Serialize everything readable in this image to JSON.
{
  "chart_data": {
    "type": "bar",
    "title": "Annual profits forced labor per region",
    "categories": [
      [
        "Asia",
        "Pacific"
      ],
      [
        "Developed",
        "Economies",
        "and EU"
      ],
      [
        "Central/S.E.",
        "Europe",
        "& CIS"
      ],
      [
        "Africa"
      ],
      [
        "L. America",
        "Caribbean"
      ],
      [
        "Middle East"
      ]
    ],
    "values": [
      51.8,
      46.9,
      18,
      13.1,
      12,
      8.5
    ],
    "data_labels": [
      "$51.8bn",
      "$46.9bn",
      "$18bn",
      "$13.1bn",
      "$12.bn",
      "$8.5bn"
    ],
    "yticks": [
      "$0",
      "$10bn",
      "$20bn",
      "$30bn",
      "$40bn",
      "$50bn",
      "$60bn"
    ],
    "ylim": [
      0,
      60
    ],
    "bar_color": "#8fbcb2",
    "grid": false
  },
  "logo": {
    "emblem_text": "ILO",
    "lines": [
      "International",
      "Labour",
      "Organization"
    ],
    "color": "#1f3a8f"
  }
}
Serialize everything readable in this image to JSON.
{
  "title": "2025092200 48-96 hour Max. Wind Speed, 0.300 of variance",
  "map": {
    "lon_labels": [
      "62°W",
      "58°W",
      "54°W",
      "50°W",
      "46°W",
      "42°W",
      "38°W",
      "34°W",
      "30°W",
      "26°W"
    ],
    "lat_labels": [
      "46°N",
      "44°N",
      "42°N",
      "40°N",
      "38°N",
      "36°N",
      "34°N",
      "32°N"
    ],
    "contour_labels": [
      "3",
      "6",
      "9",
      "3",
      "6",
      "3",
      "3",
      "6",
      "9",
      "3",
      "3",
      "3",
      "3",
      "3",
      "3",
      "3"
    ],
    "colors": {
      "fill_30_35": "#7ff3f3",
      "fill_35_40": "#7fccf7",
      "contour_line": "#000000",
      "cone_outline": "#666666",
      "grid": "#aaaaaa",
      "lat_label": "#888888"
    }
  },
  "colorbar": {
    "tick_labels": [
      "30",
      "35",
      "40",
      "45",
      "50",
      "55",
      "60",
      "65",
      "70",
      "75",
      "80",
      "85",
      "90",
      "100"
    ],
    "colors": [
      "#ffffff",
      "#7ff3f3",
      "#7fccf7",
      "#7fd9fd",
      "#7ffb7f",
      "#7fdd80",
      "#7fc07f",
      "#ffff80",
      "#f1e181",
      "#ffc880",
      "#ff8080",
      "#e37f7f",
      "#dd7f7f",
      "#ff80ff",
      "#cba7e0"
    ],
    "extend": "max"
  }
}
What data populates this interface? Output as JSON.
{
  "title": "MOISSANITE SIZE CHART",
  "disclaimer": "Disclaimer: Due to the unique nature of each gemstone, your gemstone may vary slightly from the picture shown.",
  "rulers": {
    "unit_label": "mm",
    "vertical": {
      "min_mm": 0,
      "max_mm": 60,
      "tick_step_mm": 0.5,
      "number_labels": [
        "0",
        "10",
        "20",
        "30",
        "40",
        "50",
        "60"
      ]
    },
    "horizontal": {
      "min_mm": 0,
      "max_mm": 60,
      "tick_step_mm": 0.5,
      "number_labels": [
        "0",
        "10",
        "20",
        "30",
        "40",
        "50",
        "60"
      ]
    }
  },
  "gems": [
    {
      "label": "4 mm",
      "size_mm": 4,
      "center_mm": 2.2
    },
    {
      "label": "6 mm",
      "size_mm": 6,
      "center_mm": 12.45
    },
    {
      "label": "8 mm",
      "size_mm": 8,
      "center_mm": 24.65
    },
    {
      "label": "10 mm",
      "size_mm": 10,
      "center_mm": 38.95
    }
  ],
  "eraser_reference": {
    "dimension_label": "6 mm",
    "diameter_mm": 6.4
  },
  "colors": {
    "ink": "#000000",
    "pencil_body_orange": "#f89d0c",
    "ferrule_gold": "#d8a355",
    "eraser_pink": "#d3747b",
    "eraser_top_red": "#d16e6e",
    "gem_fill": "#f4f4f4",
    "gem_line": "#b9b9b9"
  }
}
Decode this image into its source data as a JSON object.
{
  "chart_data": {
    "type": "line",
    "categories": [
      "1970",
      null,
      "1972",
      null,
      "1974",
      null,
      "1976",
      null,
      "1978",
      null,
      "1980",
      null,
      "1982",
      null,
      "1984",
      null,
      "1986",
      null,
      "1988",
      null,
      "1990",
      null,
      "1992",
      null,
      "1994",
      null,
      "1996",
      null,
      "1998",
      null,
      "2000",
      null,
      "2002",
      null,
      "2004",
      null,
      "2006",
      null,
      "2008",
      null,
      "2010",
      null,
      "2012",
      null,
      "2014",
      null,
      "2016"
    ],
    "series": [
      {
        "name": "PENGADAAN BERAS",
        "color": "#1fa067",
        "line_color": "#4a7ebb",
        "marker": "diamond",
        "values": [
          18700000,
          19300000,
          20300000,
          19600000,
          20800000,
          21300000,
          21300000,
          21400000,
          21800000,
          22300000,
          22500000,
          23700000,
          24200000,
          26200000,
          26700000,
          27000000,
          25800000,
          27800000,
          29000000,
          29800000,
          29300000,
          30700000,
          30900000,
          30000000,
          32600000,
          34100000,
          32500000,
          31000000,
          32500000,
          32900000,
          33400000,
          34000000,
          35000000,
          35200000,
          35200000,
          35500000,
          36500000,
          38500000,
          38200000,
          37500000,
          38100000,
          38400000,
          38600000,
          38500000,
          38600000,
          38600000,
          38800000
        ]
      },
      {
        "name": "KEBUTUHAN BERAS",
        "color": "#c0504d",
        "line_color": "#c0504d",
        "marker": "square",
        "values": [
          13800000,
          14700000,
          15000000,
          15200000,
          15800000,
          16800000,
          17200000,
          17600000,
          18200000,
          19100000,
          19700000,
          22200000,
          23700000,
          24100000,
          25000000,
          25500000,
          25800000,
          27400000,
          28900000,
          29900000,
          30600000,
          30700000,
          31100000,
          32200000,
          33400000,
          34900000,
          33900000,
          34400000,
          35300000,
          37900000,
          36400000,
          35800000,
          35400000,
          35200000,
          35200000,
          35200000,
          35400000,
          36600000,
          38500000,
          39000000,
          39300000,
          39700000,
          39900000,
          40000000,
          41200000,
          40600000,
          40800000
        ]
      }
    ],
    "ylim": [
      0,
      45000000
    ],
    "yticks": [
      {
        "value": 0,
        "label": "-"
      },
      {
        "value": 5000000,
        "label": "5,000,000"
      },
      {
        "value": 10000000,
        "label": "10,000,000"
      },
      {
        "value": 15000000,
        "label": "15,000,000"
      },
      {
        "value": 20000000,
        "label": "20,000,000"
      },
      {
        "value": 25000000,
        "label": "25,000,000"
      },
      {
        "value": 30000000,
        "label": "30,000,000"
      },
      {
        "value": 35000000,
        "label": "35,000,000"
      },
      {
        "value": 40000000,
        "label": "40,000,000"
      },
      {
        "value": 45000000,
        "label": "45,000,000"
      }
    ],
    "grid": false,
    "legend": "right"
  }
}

————

TASK INSTRUCTIONS: Make an exact copy of the material above.

EXERCISE ANSWER:
Serialize everything readable in this image to JSON.
{
  "chart_data": {
    "type": "bar",
    "title": "Annual profits forced labor per region",
    "categories": [
      [
        "Asia",
        "Pacific"
      ],
      [
        "Developed",
        "Economies",
        "and EU"
      ],
      [
        "Central/S.E.",
        "Europe",
        "& CIS"
      ],
      [
        "Africa"
      ],
      [
        "L. America",
        "Caribbean"
      ],
      [
        "Middle East"
      ]
    ],
    "values": [
      51.8,
      46.9,
      18,
      13.1,
      12,
      8.5
    ],
    "data_labels": [
      "$51.8bn",
      "$46.9bn",
      "$18bn",
      "$13.1bn",
      "$12.bn",
      "$8.5bn"
    ],
    "yticks": [
      "$0",
      "$10bn",
      "$20bn",
      "$30bn",
      "$40bn",
      "$50bn",
      "$60bn"
    ],
    "ylim": [
      0,
      60
    ],
    "bar_color": "#8fbcb2",
    "grid": false
  },
  "logo": {
    "emblem_text": "ILO",
    "lines": [
      "International",
      "Labour",
      "Organization"
    ],
    "color": "#1f3a8f"
  }
}
Serialize everything readable in this image to JSON.
{
  "title": "2025092200 48-96 hour Max. Wind Speed, 0.300 of variance",
  "map": {
    "lon_labels": [
      "62°W",
      "58°W",
      "54°W",
      "50°W",
      "46°W",
      "42°W",
      "38°W",
      "34°W",
      "30°W",
      "26°W"
    ],
    "lat_labels": [
      "46°N",
      "44°N",
      "42°N",
      "40°N",
      "38°N",
      "36°N",
      "34°N",
      "32°N"
    ],
    "contour_labels": [
      "3",
      "6",
      "9",
      "3",
      "6",
      "3",
      "3",
      "6",
      "9",
      "3",
      "3",
      "3",
      "3",
      "3",
      "3",
      "3"
    ],
    "colors": {
      "fill_30_35": "#7ff3f3",
      "fill_35_40": "#7fccf7",
      "contour_line": "#000000",
      "cone_outline": "#666666",
      "grid": "#aaaaaa",
      "lat_label": "#888888"
    }
  },
  "colorbar": {
    "tick_labels": [
      "30",
      "35",
      "40",
      "45",
      "50",
      "55",
      "60",
      "65",
      "70",
      "75",
      "80",
      "85",
      "90",
      "100"
    ],
    "colors": [
      "#ffffff",
      "#7ff3f3",
      "#7fccf7",
      "#7fd9fd",
      "#7ffb7f",
      "#7fdd80",
      "#7fc07f",
      "#ffff80",
      "#f1e181",
      "#ffc880",
      "#ff8080",
      "#e37f7f",
      "#dd7f7f",
      "#ff80ff",
      "#cba7e0"
    ],
    "extend": "max"
  }
}
What data populates this interface? Output as JSON.
{
  "title": "MOISSANITE SIZE CHART",
  "disclaimer": "Disclaimer: Due to the unique nature of each gemstone, your gemstone may vary slightly from the picture shown.",
  "rulers": {
    "unit_label": "mm",
    "vertical": {
      "min_mm": 0,
      "max_mm": 60,
      "tick_step_mm": 0.5,
      "number_labels": [
        "0",
        "10",
        "20",
        "30",
        "40",
        "50",
        "60"
      ]
    },
    "horizontal": {
      "min_mm": 0,
      "max_mm": 60,
      "tick_step_mm": 0.5,
      "number_labels": [
        "0",
        "10",
        "20",
        "30",
        "40",
        "50",
        "60"
      ]
    }
  },
  "gems": [
    {
      "label": "4 mm",
      "size_mm": 4,
      "center_mm": 2.2
    },
    {
      "label": "6 mm",
      "size_mm": 6,
      "center_mm": 12.45
    },
    {
      "label": "8 mm",
      "size_mm": 8,
      "center_mm": 24.65
    },
    {
      "label": "10 mm",
      "size_mm": 10,
      "center_mm": 38.95
    }
  ],
  "eraser_reference": {
    "dimension_label": "6 mm",
    "diameter_mm": 6.4
  },
  "colors": {
    "ink": "#000000",
    "pencil_body_orange": "#f89d0c",
    "ferrule_gold": "#d8a355",
    "eraser_pink": "#d3747b",
    "eraser_top_red": "#d16e6e",
    "gem_fill": "#f4f4f4",
    "gem_line": "#b9b9b9"
  }
}
Decode this image into its source data as a JSON object.
{
  "chart_data": {
    "type": "line",
    "categories": [
      "1970",
      null,
      "1972",
      null,
      "1974",
      null,
      "1976",
      null,
      "1978",
      null,
      "1980",
      null,
      "1982",
      null,
      "1984",
      null,
      "1986",
      null,
      "1988",
      null,
      "1990",
      null,
      "1992",
      null,
      "1994",
      null,
      "1996",
      null,
      "1998",
      null,
      "2000",
      null,
      "2002",
      null,
      "2004",
      null,
      "2006",
      null,
      "2008",
      null,
      "2010",
      null,
      "2012",
      null,
      "2014",
      null,
      "2016"
    ],
    "series": [
      {
        "name": "PENGADAAN BERAS",
        "color": "#1fa067",
        "line_color": "#4a7ebb",
        "marker": "diamond",
        "values": [
          18700000,
          19300000,
          20300000,
          19600000,
          20800000,
          21300000,
          21300000,
          21400000,
          21800000,
          22300000,
          22500000,
          23700000,
          24200000,
          26200000,
          26700000,
          27000000,
          25800000,
          27800000,
          29000000,
          29800000,
          29300000,
          30700000,
          30900000,
          30000000,
          32600000,
          34100000,
          32500000,
          31000000,
          32500000,
          32900000,
          33400000,
          34000000,
          35000000,
          35200000,
          35200000,
          35500000,
          36500000,
          38500000,
          38200000,
          37500000,
          38100000,
          38400000,
          38600000,
          38500000,
          38600000,
          38600000,
          38800000
        ]
      },
      {
        "name": "KEBUTUHAN BERAS",
        "color": "#c0504d",
        "line_color": "#c0504d",
        "marker": "square",
        "values": [
          13800000,
          14700000,
          15000000,
          15200000,
          15800000,
          16800000,
          17200000,
          17600000,
          18200000,
          19100000,
          19700000,
          22200000,
          23700000,
          24100000,
          25000000,
          25500000,
          25800000,
          27400000,
          28900000,
          29900000,
          30600000,
          30700000,
          31100000,
          32200000,
          33400000,
          34900000,
          33900000,
          34400000,
          35300000,
          37900000,
          36400000,
          35800000,
          35400000,
          35200000,
          35200000,
          35200000,
          35400000,
          36600000,
          38500000,
          39000000,
          39300000,
          39700000,
          39900000,
          40000000,
          41200000,
          40600000,
          40800000
        ]
      }
    ],
    "ylim": [
      0,
      45000000
    ],
    "yticks": [
      {
        "value": 0,
        "label": "-"
      },
      {
        "value": 5000000,
        "label": "5,000,000"
      },
      {
        "value": 10000000,
        "label": "10,000,000"
      },
      {
        "value": 15000000,
        "label": "15,000,000"
      },
      {
        "value": 20000000,
        "label": "20,000,000"
      },
      {
        "value": 25000000,
        "label": "25,000,000"
      },
      {
        "value": 30000000,
        "label": "30,000,000"
      },
      {
        "value": 35000000,
        "label": "35,000,000"
      },
      {
        "value": 40000000,
        "label": "40,000,000"
      },
      {
        "value": 45000000,
        "label": "45,000,000"
      }
    ],
    "grid": false,
    "legend": "right"
  }
}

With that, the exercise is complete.